Starting at the first line and ending with the line that contains "43, 35, 57]", write these lines out again with "spectrogram-noise-blob" swapped for "noise-blob" and nothing else changed.

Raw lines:

▽

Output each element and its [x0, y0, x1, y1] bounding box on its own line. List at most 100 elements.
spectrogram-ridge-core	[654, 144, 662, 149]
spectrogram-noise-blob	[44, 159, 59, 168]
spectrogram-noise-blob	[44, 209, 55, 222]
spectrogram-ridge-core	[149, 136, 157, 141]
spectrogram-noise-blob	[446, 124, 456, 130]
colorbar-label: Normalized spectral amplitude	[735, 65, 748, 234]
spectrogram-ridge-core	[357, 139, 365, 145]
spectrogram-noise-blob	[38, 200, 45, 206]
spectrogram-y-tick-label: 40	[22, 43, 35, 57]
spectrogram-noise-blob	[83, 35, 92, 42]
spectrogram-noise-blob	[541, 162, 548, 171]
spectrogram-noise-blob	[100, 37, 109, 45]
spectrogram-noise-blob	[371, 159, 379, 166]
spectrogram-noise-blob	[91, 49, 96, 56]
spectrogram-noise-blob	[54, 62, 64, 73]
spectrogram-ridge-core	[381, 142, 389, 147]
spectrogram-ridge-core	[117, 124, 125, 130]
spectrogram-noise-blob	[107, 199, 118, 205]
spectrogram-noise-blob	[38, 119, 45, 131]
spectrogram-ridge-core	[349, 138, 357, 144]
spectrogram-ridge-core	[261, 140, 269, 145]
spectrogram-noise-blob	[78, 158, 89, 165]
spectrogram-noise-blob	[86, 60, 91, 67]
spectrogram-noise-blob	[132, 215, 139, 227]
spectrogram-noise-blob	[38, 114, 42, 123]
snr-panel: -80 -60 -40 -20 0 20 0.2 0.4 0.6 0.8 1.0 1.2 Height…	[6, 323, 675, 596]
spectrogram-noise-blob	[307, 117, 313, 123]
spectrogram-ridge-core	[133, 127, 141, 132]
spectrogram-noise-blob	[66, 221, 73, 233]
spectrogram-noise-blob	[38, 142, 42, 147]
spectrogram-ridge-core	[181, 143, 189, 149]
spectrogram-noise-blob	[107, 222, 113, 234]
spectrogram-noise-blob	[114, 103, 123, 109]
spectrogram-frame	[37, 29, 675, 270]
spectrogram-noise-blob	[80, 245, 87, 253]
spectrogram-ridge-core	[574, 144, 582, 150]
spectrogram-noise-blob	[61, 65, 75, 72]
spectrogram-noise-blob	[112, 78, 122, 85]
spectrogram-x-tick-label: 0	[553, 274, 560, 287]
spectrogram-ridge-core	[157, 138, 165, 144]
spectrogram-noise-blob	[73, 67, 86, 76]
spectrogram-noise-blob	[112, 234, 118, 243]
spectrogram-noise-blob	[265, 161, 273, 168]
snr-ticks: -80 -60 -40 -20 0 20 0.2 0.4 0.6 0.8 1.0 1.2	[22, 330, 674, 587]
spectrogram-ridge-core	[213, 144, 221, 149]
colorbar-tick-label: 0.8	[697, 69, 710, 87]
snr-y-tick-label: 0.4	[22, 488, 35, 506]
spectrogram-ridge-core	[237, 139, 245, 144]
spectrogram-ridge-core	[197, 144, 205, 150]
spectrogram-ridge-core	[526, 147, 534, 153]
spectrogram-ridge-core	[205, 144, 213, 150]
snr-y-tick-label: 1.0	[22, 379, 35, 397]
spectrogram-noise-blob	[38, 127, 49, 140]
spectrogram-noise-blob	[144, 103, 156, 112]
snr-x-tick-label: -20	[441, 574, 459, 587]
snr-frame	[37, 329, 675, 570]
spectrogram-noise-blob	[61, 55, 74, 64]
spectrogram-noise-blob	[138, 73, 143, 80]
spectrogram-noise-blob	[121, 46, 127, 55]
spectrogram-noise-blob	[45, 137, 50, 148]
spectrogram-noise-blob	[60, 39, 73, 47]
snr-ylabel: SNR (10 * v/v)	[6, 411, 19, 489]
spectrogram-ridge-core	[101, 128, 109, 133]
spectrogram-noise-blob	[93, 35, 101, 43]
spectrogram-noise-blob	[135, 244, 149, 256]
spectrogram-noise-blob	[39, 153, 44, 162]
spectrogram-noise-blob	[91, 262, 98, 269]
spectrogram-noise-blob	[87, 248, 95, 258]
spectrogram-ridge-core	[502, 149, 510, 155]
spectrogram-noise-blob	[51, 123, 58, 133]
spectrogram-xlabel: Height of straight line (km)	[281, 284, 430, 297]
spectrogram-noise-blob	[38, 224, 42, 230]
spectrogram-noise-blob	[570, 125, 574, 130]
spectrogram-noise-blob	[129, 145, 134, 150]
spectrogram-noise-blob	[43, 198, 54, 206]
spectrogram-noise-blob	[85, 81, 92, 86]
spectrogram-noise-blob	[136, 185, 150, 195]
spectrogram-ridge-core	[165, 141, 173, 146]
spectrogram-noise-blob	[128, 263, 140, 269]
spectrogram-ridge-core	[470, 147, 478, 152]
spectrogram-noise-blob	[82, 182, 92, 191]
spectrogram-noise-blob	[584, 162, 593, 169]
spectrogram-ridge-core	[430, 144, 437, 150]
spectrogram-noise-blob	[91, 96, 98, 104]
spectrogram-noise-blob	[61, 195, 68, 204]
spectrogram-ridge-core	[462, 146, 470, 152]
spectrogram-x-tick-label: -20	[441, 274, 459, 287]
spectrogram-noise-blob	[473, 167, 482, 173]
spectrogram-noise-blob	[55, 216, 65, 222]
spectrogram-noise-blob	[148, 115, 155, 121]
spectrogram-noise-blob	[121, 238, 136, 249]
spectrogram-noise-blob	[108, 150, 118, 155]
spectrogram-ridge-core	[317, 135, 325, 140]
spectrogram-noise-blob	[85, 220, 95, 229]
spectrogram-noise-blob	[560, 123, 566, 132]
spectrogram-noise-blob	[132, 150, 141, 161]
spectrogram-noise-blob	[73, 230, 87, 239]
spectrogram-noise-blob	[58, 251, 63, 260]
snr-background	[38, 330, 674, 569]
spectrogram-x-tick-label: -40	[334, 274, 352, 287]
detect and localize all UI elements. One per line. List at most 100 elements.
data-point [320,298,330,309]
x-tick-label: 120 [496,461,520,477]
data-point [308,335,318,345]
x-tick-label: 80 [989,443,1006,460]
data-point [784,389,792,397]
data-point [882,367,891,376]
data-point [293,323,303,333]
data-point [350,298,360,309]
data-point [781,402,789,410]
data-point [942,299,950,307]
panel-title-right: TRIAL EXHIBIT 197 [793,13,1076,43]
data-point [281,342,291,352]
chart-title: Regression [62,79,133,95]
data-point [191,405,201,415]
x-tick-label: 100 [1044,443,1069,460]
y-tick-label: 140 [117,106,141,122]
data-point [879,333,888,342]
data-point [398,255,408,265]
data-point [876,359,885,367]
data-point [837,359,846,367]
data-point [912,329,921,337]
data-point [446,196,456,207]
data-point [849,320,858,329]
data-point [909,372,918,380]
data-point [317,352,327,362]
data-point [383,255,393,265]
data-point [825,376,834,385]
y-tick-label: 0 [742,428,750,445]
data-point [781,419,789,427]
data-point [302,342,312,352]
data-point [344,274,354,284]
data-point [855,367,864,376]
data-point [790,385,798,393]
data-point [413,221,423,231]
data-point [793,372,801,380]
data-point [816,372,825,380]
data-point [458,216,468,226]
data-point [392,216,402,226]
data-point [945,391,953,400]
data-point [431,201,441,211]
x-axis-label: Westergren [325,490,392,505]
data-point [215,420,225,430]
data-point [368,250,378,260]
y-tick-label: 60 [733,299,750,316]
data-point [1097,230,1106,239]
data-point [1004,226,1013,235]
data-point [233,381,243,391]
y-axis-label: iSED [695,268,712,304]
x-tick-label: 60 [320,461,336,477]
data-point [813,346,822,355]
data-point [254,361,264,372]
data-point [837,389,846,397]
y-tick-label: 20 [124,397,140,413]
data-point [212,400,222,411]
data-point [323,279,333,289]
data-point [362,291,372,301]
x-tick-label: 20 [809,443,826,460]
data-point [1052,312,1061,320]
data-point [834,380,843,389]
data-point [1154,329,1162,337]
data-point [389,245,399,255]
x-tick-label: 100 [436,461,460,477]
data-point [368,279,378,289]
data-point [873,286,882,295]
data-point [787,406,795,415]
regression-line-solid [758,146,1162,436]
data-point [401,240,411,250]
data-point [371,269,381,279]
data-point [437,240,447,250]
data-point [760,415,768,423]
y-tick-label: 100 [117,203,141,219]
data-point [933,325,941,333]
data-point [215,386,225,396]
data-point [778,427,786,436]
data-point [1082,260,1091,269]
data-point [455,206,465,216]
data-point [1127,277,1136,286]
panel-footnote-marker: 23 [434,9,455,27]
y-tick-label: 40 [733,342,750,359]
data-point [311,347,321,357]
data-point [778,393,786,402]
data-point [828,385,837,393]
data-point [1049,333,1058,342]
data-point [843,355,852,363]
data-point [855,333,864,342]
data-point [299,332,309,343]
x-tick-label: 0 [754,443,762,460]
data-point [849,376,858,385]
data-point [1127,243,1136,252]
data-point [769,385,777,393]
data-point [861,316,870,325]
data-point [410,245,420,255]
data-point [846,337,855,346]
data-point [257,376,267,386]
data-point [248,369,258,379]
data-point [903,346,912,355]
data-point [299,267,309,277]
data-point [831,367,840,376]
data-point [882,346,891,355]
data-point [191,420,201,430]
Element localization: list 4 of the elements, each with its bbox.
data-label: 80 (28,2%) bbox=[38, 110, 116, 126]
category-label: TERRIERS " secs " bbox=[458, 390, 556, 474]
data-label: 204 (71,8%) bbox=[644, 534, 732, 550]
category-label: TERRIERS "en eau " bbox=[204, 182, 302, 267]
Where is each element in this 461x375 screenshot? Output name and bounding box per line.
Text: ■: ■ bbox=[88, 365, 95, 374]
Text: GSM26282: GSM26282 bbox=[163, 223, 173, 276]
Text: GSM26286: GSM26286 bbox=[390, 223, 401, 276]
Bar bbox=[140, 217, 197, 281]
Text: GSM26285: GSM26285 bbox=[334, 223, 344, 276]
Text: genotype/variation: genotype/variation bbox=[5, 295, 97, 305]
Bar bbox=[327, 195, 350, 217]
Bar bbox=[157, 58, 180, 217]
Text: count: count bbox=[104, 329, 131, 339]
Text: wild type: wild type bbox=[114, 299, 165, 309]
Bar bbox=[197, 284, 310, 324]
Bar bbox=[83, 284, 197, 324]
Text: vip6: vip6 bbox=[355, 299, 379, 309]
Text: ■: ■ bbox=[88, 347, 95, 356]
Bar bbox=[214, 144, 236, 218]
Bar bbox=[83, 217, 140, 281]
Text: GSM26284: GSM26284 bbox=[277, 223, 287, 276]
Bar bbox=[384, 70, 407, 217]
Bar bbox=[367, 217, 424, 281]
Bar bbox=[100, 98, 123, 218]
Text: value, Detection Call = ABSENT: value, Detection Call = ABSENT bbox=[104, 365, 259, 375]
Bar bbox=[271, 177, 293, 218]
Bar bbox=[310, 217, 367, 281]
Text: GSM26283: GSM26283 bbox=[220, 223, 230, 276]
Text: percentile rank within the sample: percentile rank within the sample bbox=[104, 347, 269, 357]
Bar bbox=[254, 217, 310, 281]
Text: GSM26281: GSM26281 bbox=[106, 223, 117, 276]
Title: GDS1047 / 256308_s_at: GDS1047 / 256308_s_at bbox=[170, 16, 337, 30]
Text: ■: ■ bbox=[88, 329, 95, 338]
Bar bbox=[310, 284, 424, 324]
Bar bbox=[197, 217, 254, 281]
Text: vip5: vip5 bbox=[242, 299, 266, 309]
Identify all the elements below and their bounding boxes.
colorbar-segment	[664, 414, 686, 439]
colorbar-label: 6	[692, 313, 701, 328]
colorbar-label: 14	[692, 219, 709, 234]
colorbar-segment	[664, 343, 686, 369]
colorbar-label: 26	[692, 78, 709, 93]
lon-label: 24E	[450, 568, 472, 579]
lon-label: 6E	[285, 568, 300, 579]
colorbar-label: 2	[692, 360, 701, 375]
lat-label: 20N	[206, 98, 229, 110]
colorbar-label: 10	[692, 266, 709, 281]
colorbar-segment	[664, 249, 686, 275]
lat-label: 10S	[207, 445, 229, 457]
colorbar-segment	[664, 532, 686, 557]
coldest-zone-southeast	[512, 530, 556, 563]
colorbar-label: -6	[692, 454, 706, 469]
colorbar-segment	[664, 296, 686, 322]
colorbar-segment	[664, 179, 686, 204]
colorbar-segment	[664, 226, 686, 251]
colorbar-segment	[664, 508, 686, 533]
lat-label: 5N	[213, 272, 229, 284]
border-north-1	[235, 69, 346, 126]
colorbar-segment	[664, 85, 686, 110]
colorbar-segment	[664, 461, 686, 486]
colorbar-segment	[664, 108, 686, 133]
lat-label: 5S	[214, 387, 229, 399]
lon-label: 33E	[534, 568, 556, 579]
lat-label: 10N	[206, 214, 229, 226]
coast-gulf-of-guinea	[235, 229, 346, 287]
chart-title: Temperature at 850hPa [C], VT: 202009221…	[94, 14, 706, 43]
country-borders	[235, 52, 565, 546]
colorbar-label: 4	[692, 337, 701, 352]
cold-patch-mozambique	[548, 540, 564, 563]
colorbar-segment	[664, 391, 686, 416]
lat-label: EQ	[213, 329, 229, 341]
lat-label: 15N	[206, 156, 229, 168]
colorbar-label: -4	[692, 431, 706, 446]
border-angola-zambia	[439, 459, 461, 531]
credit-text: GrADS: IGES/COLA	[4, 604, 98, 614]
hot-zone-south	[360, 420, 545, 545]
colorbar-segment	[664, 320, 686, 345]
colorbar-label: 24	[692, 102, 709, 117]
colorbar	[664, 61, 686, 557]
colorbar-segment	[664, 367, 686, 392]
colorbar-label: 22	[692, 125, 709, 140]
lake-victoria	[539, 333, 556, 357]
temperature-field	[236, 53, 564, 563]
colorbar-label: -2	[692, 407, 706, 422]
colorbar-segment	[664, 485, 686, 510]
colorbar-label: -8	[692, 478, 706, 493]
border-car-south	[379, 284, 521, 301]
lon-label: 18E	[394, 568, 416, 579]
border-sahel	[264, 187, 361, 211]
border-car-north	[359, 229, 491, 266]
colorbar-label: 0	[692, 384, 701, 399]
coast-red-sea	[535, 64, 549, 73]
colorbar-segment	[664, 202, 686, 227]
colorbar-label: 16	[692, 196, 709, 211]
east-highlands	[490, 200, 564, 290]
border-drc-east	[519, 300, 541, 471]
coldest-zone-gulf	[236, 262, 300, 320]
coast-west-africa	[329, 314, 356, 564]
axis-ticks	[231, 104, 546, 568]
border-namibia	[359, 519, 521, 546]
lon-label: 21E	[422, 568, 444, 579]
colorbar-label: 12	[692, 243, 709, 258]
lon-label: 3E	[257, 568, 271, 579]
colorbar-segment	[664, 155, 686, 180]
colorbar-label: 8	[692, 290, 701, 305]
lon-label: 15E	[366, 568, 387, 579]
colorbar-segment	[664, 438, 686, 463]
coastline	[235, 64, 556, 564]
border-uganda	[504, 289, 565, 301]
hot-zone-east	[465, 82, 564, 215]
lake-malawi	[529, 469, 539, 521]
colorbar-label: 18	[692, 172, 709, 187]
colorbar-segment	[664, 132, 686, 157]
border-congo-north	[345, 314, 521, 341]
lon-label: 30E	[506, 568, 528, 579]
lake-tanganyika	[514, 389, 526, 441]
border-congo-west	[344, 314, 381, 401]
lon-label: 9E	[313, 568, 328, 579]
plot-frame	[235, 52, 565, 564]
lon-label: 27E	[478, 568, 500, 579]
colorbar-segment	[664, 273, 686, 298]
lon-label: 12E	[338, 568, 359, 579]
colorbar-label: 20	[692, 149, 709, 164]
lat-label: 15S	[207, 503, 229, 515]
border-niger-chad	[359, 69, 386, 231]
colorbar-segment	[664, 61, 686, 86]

△

COMPLETE RESPONSE:
Output each element and its [x0, y0, x1, y1] bounding box on its own line. List at most 100 elements.
spectrogram-ridge-core	[654, 144, 662, 149]
noise-blob	[44, 159, 59, 168]
noise-blob	[44, 209, 55, 222]
spectrogram-ridge-core	[149, 136, 157, 141]
noise-blob	[446, 124, 456, 130]
colorbar-label: Normalized spectral amplitude	[735, 65, 748, 234]
spectrogram-ridge-core	[357, 139, 365, 145]
noise-blob	[38, 200, 45, 206]
spectrogram-y-tick-label: 40	[22, 43, 35, 57]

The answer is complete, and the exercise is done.